=== Working data ===
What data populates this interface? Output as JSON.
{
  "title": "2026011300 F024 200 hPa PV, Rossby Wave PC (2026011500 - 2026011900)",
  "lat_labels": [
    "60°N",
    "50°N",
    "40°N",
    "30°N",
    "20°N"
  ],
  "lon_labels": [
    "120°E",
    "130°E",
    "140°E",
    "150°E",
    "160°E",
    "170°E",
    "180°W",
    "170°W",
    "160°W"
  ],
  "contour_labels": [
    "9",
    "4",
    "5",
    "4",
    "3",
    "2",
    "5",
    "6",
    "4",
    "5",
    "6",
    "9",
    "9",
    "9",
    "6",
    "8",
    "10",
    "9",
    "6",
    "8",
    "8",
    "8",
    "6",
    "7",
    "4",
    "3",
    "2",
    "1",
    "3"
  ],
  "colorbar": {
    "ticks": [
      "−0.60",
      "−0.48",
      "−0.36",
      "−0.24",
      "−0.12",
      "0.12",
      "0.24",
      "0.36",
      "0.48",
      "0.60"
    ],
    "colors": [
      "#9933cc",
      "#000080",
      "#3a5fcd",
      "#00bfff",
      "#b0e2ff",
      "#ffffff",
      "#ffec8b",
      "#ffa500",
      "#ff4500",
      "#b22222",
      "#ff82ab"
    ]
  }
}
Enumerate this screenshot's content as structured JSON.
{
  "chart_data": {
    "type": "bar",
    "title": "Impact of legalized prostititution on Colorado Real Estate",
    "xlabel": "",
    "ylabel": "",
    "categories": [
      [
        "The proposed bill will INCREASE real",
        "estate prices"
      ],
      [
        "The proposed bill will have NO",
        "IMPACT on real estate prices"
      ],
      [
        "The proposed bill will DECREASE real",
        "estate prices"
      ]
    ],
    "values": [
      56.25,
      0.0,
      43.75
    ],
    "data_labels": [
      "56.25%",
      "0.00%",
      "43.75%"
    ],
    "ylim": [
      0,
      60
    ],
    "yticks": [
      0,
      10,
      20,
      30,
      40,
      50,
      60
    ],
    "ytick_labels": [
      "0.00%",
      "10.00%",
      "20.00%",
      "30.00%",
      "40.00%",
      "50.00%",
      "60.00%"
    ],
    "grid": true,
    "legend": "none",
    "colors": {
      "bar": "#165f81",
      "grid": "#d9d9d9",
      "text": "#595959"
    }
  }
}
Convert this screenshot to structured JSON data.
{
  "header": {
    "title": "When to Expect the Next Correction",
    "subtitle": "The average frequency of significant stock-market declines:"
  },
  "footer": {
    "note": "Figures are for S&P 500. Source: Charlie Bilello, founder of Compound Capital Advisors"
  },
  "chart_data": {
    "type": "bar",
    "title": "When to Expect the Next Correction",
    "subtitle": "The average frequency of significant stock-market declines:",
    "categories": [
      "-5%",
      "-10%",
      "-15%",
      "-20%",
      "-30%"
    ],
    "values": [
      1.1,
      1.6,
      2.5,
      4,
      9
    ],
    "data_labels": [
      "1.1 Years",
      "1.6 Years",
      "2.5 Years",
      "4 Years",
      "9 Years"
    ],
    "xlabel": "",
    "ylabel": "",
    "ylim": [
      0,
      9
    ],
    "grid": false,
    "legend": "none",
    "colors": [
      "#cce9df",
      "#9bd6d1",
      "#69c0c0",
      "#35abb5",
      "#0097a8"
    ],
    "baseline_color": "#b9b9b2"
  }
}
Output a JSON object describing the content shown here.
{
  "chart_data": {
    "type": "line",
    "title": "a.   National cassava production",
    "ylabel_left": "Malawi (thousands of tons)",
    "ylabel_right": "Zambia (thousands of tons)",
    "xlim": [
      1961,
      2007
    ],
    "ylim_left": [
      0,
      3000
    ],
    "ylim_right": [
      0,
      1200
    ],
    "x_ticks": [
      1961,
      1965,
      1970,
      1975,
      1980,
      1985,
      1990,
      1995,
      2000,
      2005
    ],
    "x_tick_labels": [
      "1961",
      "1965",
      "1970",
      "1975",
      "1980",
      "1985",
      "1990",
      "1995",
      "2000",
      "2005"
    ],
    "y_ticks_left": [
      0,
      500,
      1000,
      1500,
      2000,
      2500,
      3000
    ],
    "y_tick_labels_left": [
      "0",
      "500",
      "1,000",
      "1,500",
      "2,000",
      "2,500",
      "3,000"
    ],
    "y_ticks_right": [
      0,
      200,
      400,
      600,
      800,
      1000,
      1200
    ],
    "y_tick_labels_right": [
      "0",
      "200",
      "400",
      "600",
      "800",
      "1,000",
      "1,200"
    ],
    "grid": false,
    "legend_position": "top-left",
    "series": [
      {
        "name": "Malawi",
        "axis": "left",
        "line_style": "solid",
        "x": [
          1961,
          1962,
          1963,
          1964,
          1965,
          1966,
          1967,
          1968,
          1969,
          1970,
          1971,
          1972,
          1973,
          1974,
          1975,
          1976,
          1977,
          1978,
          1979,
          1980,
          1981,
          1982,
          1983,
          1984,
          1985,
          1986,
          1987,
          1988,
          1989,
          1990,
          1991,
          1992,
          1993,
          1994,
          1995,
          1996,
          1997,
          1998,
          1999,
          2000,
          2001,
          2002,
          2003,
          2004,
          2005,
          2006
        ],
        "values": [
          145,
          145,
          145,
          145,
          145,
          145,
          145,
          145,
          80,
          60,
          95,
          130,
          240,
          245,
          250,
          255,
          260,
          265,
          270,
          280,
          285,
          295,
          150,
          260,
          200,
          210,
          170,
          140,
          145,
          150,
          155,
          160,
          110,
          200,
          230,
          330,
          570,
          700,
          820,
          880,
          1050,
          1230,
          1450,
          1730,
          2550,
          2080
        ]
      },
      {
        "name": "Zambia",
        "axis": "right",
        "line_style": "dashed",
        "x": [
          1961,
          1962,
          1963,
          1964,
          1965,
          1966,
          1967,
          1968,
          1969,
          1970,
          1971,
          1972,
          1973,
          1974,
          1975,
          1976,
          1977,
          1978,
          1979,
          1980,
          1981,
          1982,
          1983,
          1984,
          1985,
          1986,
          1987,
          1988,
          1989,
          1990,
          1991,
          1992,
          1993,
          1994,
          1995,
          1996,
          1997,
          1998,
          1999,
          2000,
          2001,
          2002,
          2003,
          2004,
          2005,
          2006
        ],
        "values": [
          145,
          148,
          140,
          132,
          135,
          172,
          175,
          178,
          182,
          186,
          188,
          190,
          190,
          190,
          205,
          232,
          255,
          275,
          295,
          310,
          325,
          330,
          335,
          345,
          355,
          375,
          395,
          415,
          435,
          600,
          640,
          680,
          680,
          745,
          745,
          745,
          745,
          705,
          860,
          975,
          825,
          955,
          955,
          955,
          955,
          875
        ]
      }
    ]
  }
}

=== Task brief ===
Give the records above again, word for word.

=== Full response ===
What data populates this interface? Output as JSON.
{
  "title": "2026011300 F024 200 hPa PV, Rossby Wave PC (2026011500 - 2026011900)",
  "lat_labels": [
    "60°N",
    "50°N",
    "40°N",
    "30°N",
    "20°N"
  ],
  "lon_labels": [
    "120°E",
    "130°E",
    "140°E",
    "150°E",
    "160°E",
    "170°E",
    "180°W",
    "170°W",
    "160°W"
  ],
  "contour_labels": [
    "9",
    "4",
    "5",
    "4",
    "3",
    "2",
    "5",
    "6",
    "4",
    "5",
    "6",
    "9",
    "9",
    "9",
    "6",
    "8",
    "10",
    "9",
    "6",
    "8",
    "8",
    "8",
    "6",
    "7",
    "4",
    "3",
    "2",
    "1",
    "3"
  ],
  "colorbar": {
    "ticks": [
      "−0.60",
      "−0.48",
      "−0.36",
      "−0.24",
      "−0.12",
      "0.12",
      "0.24",
      "0.36",
      "0.48",
      "0.60"
    ],
    "colors": [
      "#9933cc",
      "#000080",
      "#3a5fcd",
      "#00bfff",
      "#b0e2ff",
      "#ffffff",
      "#ffec8b",
      "#ffa500",
      "#ff4500",
      "#b22222",
      "#ff82ab"
    ]
  }
}
Enumerate this screenshot's content as structured JSON.
{
  "chart_data": {
    "type": "bar",
    "title": "Impact of legalized prostititution on Colorado Real Estate",
    "xlabel": "",
    "ylabel": "",
    "categories": [
      [
        "The proposed bill will INCREASE real",
        "estate prices"
      ],
      [
        "The proposed bill will have NO",
        "IMPACT on real estate prices"
      ],
      [
        "The proposed bill will DECREASE real",
        "estate prices"
      ]
    ],
    "values": [
      56.25,
      0.0,
      43.75
    ],
    "data_labels": [
      "56.25%",
      "0.00%",
      "43.75%"
    ],
    "ylim": [
      0,
      60
    ],
    "yticks": [
      0,
      10,
      20,
      30,
      40,
      50,
      60
    ],
    "ytick_labels": [
      "0.00%",
      "10.00%",
      "20.00%",
      "30.00%",
      "40.00%",
      "50.00%",
      "60.00%"
    ],
    "grid": true,
    "legend": "none",
    "colors": {
      "bar": "#165f81",
      "grid": "#d9d9d9",
      "text": "#595959"
    }
  }
}
Convert this screenshot to structured JSON data.
{
  "header": {
    "title": "When to Expect the Next Correction",
    "subtitle": "The average frequency of significant stock-market declines:"
  },
  "footer": {
    "note": "Figures are for S&P 500. Source: Charlie Bilello, founder of Compound Capital Advisors"
  },
  "chart_data": {
    "type": "bar",
    "title": "When to Expect the Next Correction",
    "subtitle": "The average frequency of significant stock-market declines:",
    "categories": [
      "-5%",
      "-10%",
      "-15%",
      "-20%",
      "-30%"
    ],
    "values": [
      1.1,
      1.6,
      2.5,
      4,
      9
    ],
    "data_labels": [
      "1.1 Years",
      "1.6 Years",
      "2.5 Years",
      "4 Years",
      "9 Years"
    ],
    "xlabel": "",
    "ylabel": "",
    "ylim": [
      0,
      9
    ],
    "grid": false,
    "legend": "none",
    "colors": [
      "#cce9df",
      "#9bd6d1",
      "#69c0c0",
      "#35abb5",
      "#0097a8"
    ],
    "baseline_color": "#b9b9b2"
  }
}
Output a JSON object describing the content shown here.
{
  "chart_data": {
    "type": "line",
    "title": "a.   National cassava production",
    "ylabel_left": "Malawi (thousands of tons)",
    "ylabel_right": "Zambia (thousands of tons)",
    "xlim": [
      1961,
      2007
    ],
    "ylim_left": [
      0,
      3000
    ],
    "ylim_right": [
      0,
      1200
    ],
    "x_ticks": [
      1961,
      1965,
      1970,
      1975,
      1980,
      1985,
      1990,
      1995,
      2000,
      2005
    ],
    "x_tick_labels": [
      "1961",
      "1965",
      "1970",
      "1975",
      "1980",
      "1985",
      "1990",
      "1995",
      "2000",
      "2005"
    ],
    "y_ticks_left": [
      0,
      500,
      1000,
      1500,
      2000,
      2500,
      3000
    ],
    "y_tick_labels_left": [
      "0",
      "500",
      "1,000",
      "1,500",
      "2,000",
      "2,500",
      "3,000"
    ],
    "y_ticks_right": [
      0,
      200,
      400,
      600,
      800,
      1000,
      1200
    ],
    "y_tick_labels_right": [
      "0",
      "200",
      "400",
      "600",
      "800",
      "1,000",
      "1,200"
    ],
    "grid": false,
    "legend_position": "top-left",
    "series": [
      {
        "name": "Malawi",
        "axis": "left",
        "line_style": "solid",
        "x": [
          1961,
          1962,
          1963,
          1964,
          1965,
          1966,
          1967,
          1968,
          1969,
          1970,
          1971,
          1972,
          1973,
          1974,
          1975,
          1976,
          1977,
          1978,
          1979,
          1980,
          1981,
          1982,
          1983,
          1984,
          1985,
          1986,
          1987,
          1988,
          1989,
          1990,
          1991,
          1992,
          1993,
          1994,
          1995,
          1996,
          1997,
          1998,
          1999,
          2000,
          2001,
          2002,
          2003,
          2004,
          2005,
          2006
        ],
        "values": [
          145,
          145,
          145,
          145,
          145,
          145,
          145,
          145,
          80,
          60,
          95,
          130,
          240,
          245,
          250,
          255,
          260,
          265,
          270,
          280,
          285,
          295,
          150,
          260,
          200,
          210,
          170,
          140,
          145,
          150,
          155,
          160,
          110,
          200,
          230,
          330,
          570,
          700,
          820,
          880,
          1050,
          1230,
          1450,
          1730,
          2550,
          2080
        ]
      },
      {
        "name": "Zambia",
        "axis": "right",
        "line_style": "dashed",
        "x": [
          1961,
          1962,
          1963,
          1964,
          1965,
          1966,
          1967,
          1968,
          1969,
          1970,
          1971,
          1972,
          1973,
          1974,
          1975,
          1976,
          1977,
          1978,
          1979,
          1980,
          1981,
          1982,
          1983,
          1984,
          1985,
          1986,
          1987,
          1988,
          1989,
          1990,
          1991,
          1992,
          1993,
          1994,
          1995,
          1996,
          1997,
          1998,
          1999,
          2000,
          2001,
          2002,
          2003,
          2004,
          2005,
          2006
        ],
        "values": [
          145,
          148,
          140,
          132,
          135,
          172,
          175,
          178,
          182,
          186,
          188,
          190,
          190,
          190,
          205,
          232,
          255,
          275,
          295,
          310,
          325,
          330,
          335,
          345,
          355,
          375,
          395,
          415,
          435,
          600,
          640,
          680,
          680,
          745,
          745,
          745,
          745,
          705,
          860,
          975,
          825,
          955,
          955,
          955,
          955,
          875
        ]
      }
    ]
  }
}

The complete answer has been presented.